● **WHAT THE TASK ASKS**: Reproduce all entries verbatim, with nothing added or dropped.

● **DATASET CONTENT**:
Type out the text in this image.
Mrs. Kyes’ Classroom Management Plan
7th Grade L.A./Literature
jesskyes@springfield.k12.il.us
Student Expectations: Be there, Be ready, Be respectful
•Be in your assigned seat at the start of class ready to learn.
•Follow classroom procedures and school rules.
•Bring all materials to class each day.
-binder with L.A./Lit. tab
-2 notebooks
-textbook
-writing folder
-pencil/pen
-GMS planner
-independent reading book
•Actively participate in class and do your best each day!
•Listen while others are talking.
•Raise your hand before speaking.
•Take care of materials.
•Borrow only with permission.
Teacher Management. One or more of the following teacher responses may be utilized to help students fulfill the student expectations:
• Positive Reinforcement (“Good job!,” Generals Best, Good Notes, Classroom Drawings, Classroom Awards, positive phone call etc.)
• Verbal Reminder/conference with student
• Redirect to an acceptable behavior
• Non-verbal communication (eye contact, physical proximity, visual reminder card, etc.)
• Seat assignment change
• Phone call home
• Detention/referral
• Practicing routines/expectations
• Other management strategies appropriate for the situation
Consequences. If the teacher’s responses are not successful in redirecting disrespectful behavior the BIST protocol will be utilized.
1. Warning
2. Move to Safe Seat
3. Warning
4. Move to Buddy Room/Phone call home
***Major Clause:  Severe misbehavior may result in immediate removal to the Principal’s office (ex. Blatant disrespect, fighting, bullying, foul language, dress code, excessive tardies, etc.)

● **OUTPUT OF THE TASK**:
Type out the text in this image.
Mrs. Kyes’ Classroom Management Plan
7th Grade L.A./Literature
jesskyes@springfield.k12.il.us
Student Expectations: Be there, Be ready, Be respectful
•Be in your assigned seat at the start of class ready to learn.
•Follow classroom procedures and school rules.
•Bring all materials to class each day.
-binder with L.A./Lit. tab
-2 notebooks
-textbook
-writing folder
-pencil/pen
-GMS planner
-independent reading book
•Actively participate in class and do your best each day!
•Listen while others are talking.
•Raise your hand before speaking.
•Take care of materials.
•Borrow only with permission.
Teacher Management. One or more of the following teacher responses may be utilized to help students fulfill the student expectations:
• Positive Reinforcement (“Good job!,” Generals Best, Good Notes, Classroom Drawings, Classroom Awards, positive phone call etc.)
• Verbal Reminder/conference with student
• Redirect to an acceptable behavior
• Non-verbal communication (eye contact, physical proximity, visual reminder card, etc.)
• Seat assignment change
• Phone call home
• Detention/referral
• Practicing routines/expectations
• Other management strategies appropriate for the situation
Consequences. If the teacher’s responses are not successful in redirecting disrespectful behavior the BIST protocol will be utilized.
1. Warning
2. Move to Safe Seat
3. Warning
4. Move to Buddy Room/Phone call home
***Major Clause:  Severe misbehavior may result in immediate removal to the Principal’s office (ex. Blatant disrespect, fighting, bullying, foul language, dress code, excessive tardies, etc.)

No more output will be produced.